== Excerpted data ==

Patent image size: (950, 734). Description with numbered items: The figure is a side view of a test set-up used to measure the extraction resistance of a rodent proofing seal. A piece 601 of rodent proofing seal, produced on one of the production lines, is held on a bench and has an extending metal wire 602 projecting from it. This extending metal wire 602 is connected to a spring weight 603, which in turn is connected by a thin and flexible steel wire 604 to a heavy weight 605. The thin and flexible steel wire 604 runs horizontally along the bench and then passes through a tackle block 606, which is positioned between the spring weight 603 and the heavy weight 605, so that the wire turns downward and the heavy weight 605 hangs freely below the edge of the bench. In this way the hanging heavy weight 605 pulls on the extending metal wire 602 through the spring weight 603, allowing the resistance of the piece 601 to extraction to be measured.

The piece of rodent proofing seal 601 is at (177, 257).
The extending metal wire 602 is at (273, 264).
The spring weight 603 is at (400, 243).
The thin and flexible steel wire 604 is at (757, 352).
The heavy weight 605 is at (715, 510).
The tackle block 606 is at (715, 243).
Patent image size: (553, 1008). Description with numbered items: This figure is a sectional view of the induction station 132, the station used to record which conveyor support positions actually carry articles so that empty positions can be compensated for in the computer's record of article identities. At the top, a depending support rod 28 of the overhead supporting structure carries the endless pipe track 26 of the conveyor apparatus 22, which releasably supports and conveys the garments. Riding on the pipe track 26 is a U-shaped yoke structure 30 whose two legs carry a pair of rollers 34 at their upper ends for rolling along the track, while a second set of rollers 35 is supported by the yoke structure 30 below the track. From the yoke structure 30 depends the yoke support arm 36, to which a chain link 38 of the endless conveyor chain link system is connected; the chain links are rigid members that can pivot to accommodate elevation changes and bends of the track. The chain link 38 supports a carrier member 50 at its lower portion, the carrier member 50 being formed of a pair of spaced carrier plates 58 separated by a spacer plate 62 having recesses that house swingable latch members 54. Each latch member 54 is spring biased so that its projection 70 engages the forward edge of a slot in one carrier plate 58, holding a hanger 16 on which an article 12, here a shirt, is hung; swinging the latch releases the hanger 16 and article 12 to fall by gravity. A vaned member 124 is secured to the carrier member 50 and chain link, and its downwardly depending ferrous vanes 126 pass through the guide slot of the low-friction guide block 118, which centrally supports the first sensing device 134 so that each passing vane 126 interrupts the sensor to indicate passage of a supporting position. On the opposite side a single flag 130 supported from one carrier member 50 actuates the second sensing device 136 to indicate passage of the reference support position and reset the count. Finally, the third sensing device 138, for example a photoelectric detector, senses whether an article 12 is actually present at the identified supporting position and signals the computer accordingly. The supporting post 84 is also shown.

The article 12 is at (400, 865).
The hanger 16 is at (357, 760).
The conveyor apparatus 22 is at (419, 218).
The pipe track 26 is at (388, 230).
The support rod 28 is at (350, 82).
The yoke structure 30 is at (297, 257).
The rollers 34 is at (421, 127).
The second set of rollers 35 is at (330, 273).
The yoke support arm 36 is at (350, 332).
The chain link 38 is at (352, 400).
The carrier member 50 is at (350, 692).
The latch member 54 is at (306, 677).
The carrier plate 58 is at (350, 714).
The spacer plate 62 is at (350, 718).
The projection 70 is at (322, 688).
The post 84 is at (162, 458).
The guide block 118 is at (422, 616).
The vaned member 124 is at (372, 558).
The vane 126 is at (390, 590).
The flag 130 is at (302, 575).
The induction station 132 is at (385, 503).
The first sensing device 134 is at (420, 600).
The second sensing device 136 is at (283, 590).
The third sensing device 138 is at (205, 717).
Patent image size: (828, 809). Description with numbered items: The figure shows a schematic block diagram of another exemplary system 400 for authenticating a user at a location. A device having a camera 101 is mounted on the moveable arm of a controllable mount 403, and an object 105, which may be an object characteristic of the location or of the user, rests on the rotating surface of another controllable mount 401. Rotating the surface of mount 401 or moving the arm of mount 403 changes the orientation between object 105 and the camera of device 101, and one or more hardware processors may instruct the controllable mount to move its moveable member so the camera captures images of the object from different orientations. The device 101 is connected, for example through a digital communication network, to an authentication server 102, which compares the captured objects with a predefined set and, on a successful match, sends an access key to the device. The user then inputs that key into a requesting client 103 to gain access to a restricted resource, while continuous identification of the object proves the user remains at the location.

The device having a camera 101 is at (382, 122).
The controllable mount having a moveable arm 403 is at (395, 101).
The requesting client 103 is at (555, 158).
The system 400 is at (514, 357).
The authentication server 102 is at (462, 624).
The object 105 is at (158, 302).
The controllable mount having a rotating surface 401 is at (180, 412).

===

Please write out, word for word, the lines of the listing above that run from the line containing "Patent image size: (828, 809)." through the last line of the listing, inclusive.

▸ Exercise answer:
Patent image size: (828, 809). Description with numbered items: The figure shows a schematic block diagram of another exemplary system 400 for authenticating a user at a location. A device having a camera 101 is mounted on the moveable arm of a controllable mount 403, and an object 105, which may be an object characteristic of the location or of the user, rests on the rotating surface of another controllable mount 401. Rotating the surface of mount 401 or moving the arm of mount 403 changes the orientation between object 105 and the camera of device 101, and one or more hardware processors may instruct the controllable mount to move its moveable member so the camera captures images of the object from different orientations. The device 101 is connected, for example through a digital communication network, to an authentication server 102, which compares the captured objects with a predefined set and, on a successful match, sends an access key to the device. The user then inputs that key into a requesting client 103 to gain access to a restricted resource, while continuous identification of the object proves the user remains at the location.

The device having a camera 101 is at (382, 122).
The controllable mount having a moveable arm 403 is at (395, 101).
The requesting client 103 is at (555, 158).
The system 400 is at (514, 357).
The authentication server 102 is at (462, 624).
The object 105 is at (158, 302).
The controllable mount having a rotating surface 401 is at (180, 412).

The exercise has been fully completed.